=== MATERIAL ===

==============================

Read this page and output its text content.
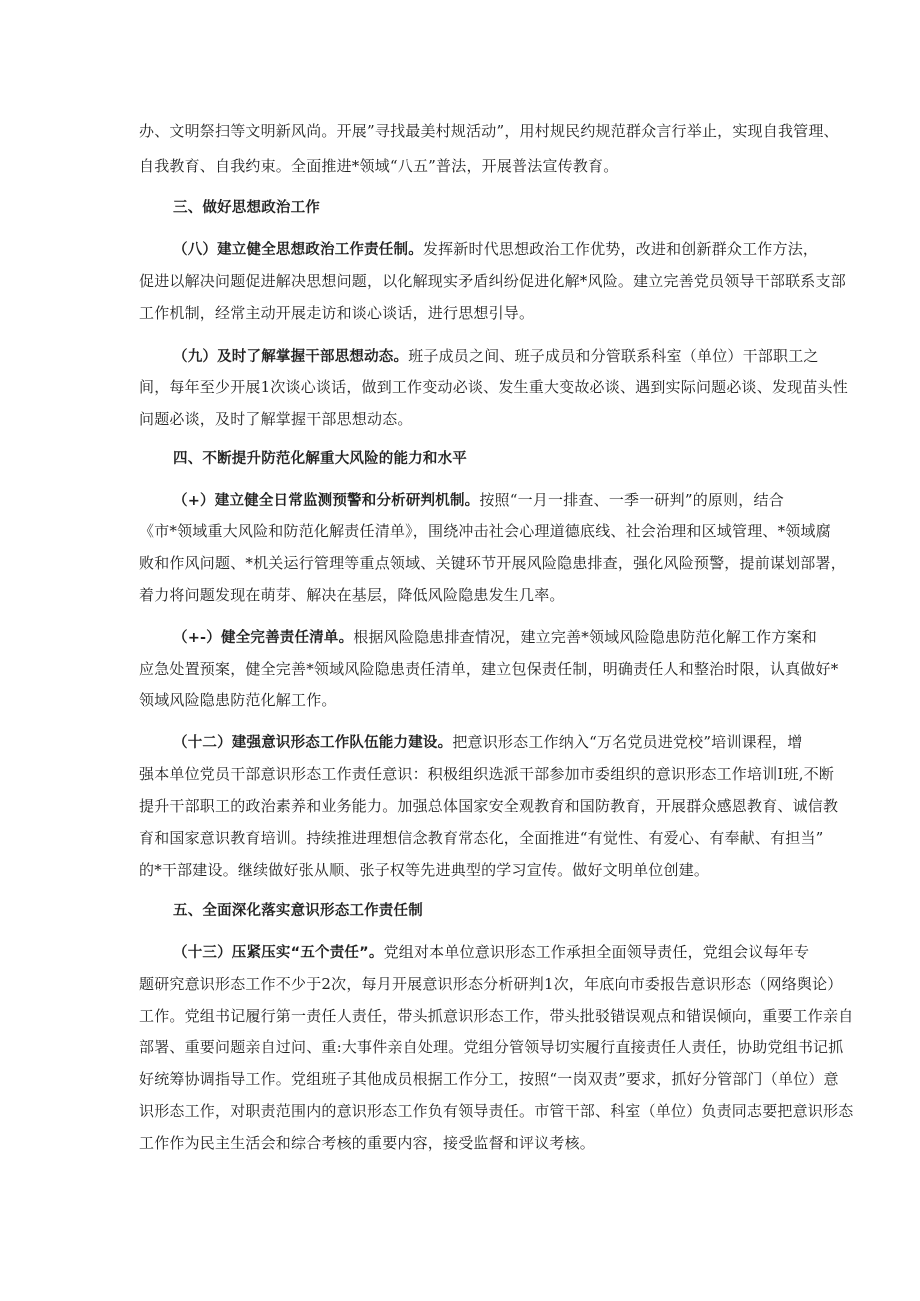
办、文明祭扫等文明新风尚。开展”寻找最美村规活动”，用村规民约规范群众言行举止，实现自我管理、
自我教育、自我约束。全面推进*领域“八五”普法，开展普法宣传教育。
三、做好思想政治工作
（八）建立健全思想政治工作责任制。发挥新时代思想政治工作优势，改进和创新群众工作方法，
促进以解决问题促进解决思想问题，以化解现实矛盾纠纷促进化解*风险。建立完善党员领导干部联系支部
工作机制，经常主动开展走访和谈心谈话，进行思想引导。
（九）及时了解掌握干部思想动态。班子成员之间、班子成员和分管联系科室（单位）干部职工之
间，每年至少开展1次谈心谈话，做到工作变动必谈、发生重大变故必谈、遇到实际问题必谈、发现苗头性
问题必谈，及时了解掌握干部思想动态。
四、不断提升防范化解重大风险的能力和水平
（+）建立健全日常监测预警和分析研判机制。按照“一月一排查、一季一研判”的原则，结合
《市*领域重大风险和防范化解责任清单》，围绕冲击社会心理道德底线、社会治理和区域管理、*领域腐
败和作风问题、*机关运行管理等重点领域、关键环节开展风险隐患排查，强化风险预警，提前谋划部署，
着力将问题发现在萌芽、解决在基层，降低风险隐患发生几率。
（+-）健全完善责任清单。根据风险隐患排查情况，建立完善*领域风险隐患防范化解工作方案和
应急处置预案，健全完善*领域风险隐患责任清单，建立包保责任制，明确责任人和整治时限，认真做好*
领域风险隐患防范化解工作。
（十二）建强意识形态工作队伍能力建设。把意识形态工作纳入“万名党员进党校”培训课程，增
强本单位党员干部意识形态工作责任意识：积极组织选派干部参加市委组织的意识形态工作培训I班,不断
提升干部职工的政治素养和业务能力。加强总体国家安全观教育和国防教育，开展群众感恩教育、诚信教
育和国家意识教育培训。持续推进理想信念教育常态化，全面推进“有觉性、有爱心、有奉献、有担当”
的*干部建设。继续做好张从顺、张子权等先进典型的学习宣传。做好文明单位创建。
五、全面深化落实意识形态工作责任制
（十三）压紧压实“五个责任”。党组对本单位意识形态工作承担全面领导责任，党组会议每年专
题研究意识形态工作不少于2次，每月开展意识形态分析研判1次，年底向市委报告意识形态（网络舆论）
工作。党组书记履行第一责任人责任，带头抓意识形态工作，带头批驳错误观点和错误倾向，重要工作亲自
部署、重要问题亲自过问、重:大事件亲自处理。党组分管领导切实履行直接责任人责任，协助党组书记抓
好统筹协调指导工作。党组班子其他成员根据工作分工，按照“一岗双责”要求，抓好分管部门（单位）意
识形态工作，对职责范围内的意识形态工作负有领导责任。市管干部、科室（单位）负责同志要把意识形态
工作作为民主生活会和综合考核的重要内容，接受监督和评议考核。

==============================

=== PROBLEM TO WORK ON ===
Return every line from the records above that holds the word "全面推进".

=== RESPONSE FOR THIS EXERCISE ===
自我教育、自我约束。全面推进*领域“八五”普法，开展普法宣传教育。
育和国家意识教育培训。持续推进理想信念教育常态化，全面推进“有觉性、有爱心、有奉献、有担当”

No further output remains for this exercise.